■ Objective ■
Rewrite the entries from the line containing "x-tick-label: 145: [410, 370, 430, 382]" through the line containing "x-tick-label: 73: [264, 370, 276, 382]" as a Markdown table with two columns, Row and Line. Number the rows in order, put each line in the Line column, and leave out any blank lines.
-- Start of Source records --
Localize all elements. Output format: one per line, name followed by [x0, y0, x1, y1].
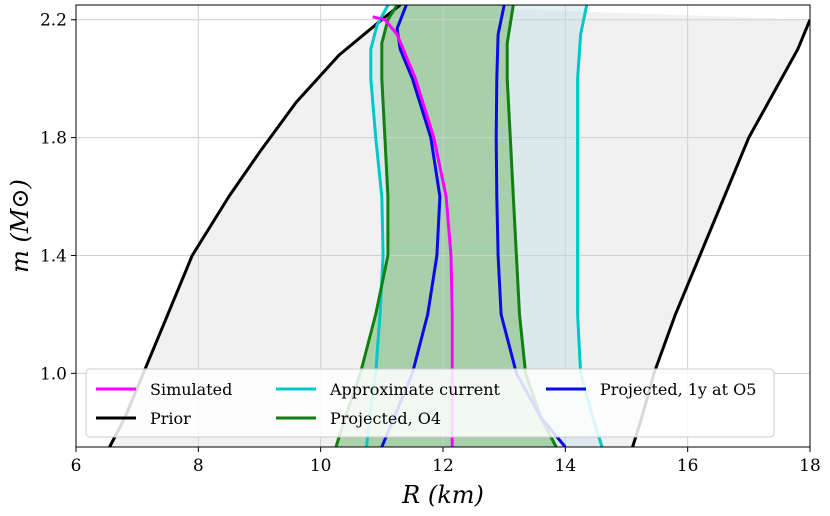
- y-tick-label-1: 1.0: [40, 364, 67, 384]
- legend-label-projected-o4: Projected, O4: [330, 409, 441, 428]
- x-tick-label-18: 18: [799, 456, 821, 476]
- legend-label-projected-1y-at-o5: Projected, 1y at O5: [600, 380, 756, 399]
- legend-label-approximate-current: Approximate current: [329, 380, 500, 399]
- y-axis-label: m (M⊙): [6, 179, 34, 273]
- legend-box: [85, 368, 775, 438]
- x-tick-label-8: 8: [193, 456, 204, 476]
- y-tick-label-2.2: 2.2: [40, 11, 67, 31]
- band-fills: [109, 5, 810, 447]
- legend: Simulated Approximate current Projected, 1…: [85, 368, 775, 438]
- x-tick-label-14: 14: [555, 456, 577, 476]
- x-tick-label-12: 12: [432, 456, 454, 476]
- x-tick-label-10: 10: [310, 456, 332, 476]
- x-axis-ticks: 6 8 10 12 14 16 18: [71, 447, 821, 476]
- legend-label-prior: Prior: [150, 409, 191, 428]
- legend-label-simulated: Simulated: [150, 380, 232, 399]
- x-axis-label: R (km): [401, 481, 484, 509]
- x-tick-label-6: 6: [71, 456, 82, 476]
- line-simulated: [372, 15, 454, 447]
- fill-projected-o4: [336, 5, 557, 447]
- y-axis-ticks: 1.0 1.4 1.8 2.2: [40, 11, 76, 384]
- x-tick-label-16: 16: [677, 456, 699, 476]
- y-tick-label-1.4: 1.4: [40, 246, 67, 266]
- y-tick-label-1.8: 1.8: [40, 129, 67, 149]
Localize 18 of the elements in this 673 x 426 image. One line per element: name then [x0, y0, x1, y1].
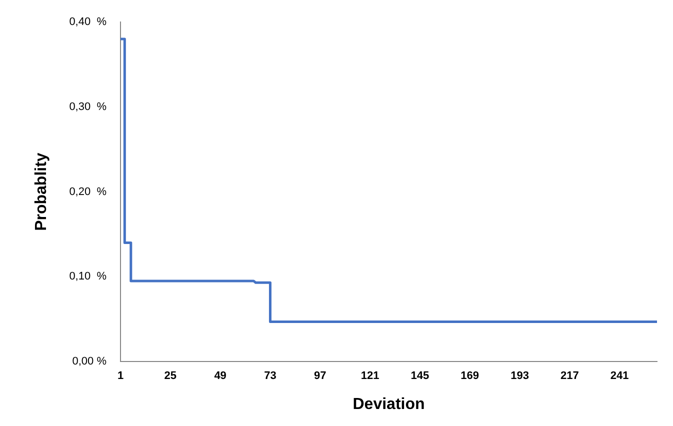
x-tick-label: 145: [410, 370, 430, 382]
y-axis-title: Probablity: [33, 152, 50, 231]
y-tick-label: 0,20 %: [69, 186, 107, 198]
y-tick-label: 0,10 %: [69, 270, 107, 283]
y-tick-label: 0,30 %: [69, 100, 107, 113]
y-tick-label: 0,00 %: [72, 356, 107, 368]
x-tick-label: 193: [510, 370, 529, 382]
x-tick-label: 121: [360, 370, 380, 382]
x-axis-title: Deviation: [352, 396, 425, 413]
x-tick-label: 97: [314, 370, 326, 382]
y-tick-label: 0,40 %: [69, 16, 107, 28]
x-tick-label: 73: [264, 370, 276, 382]
x-tick-label: 241: [610, 370, 629, 382]
x-tick-label: 217: [560, 370, 579, 382]
x-tick-label: 49: [214, 370, 226, 382]
x-tick-label: 25: [164, 370, 177, 382]
x-tick-label: 169: [460, 370, 480, 382]
x-tick-label: 1: [117, 370, 124, 382]
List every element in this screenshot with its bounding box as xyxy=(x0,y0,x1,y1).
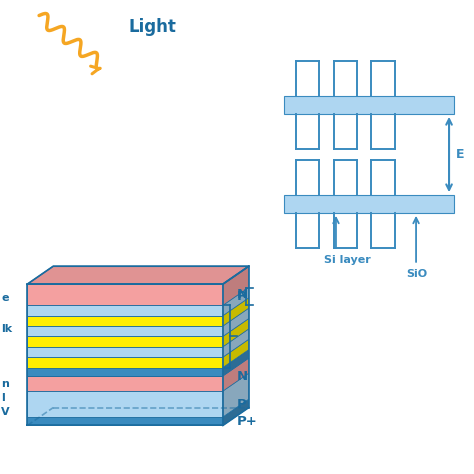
Polygon shape xyxy=(27,266,249,284)
Text: E: E xyxy=(456,148,465,161)
Polygon shape xyxy=(223,329,249,357)
Bar xyxy=(27,347,223,357)
Text: n: n xyxy=(1,379,9,389)
Polygon shape xyxy=(223,319,249,347)
Text: Si layer: Si layer xyxy=(324,255,371,265)
Bar xyxy=(27,417,223,426)
Text: N: N xyxy=(237,370,248,383)
Bar xyxy=(27,357,223,367)
Bar xyxy=(27,337,223,347)
Polygon shape xyxy=(223,308,249,337)
Bar xyxy=(27,376,223,391)
Bar xyxy=(27,316,223,326)
Bar xyxy=(284,195,454,213)
Polygon shape xyxy=(223,287,249,316)
Polygon shape xyxy=(223,373,249,417)
Text: P: P xyxy=(237,290,247,303)
Bar xyxy=(27,326,223,337)
Text: SiO: SiO xyxy=(407,269,428,279)
Bar xyxy=(284,96,454,114)
Bar xyxy=(27,391,223,417)
Text: V: V xyxy=(1,407,10,417)
Polygon shape xyxy=(223,266,249,305)
Text: lk: lk xyxy=(1,324,12,334)
Polygon shape xyxy=(223,358,249,391)
Text: Light: Light xyxy=(128,18,176,36)
Polygon shape xyxy=(223,298,249,326)
Text: e: e xyxy=(1,293,9,303)
Text: l: l xyxy=(1,393,5,403)
Bar xyxy=(27,284,223,305)
Text: P: P xyxy=(237,398,247,410)
Bar xyxy=(27,367,223,376)
Polygon shape xyxy=(223,350,249,376)
Polygon shape xyxy=(223,399,249,426)
Text: P+: P+ xyxy=(237,415,258,428)
Text: N: N xyxy=(237,288,248,301)
Polygon shape xyxy=(223,339,249,367)
Bar xyxy=(27,305,223,316)
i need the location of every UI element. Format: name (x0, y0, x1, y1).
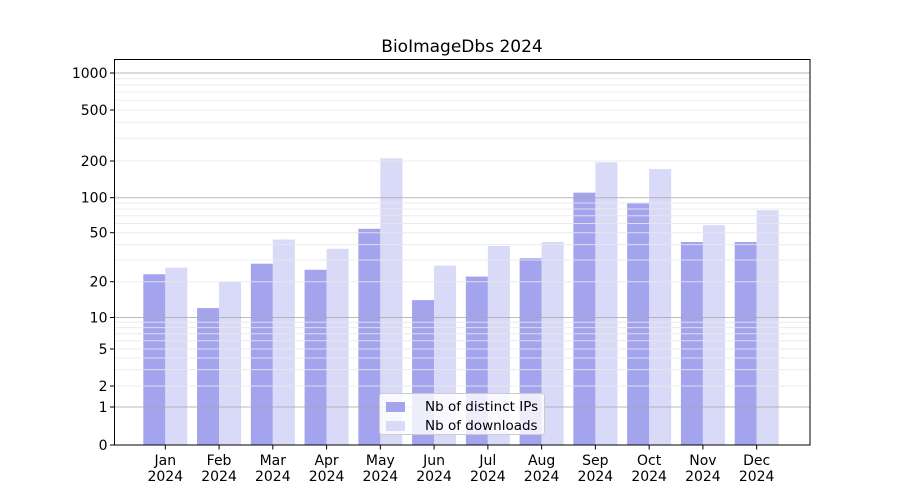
-- End of Source records --
■ Solution to this problem ■
| Row | Line |
|---|---|
| 1 | x-tick-label: 145: [410, 370, 430, 382] |
| 2 | y-axis-title: Probablity: [33, 152, 50, 231] |
| 3 | y-tick-label: 0,20 %: [69, 186, 107, 198] |
| 4 | y-tick-label: 0,10 %: [69, 270, 107, 283] |
| 5 | y-tick-label: 0,30 %: [69, 100, 107, 113] |
| 6 | y-tick-label: 0,00 %: [72, 356, 107, 368] |
| 7 | x-tick-label: 193: [510, 370, 529, 382] |
| 8 | x-tick-label: 121: [360, 370, 380, 382] |
| 9 | x-axis-title: Deviation: [352, 396, 425, 413] |
| 10 | x-tick-label: 97: [314, 370, 326, 382] |
| 11 | y-tick-label: 0,40 %: [69, 16, 107, 28] |
| 12 | x-tick-label: 73: [264, 370, 276, 382] |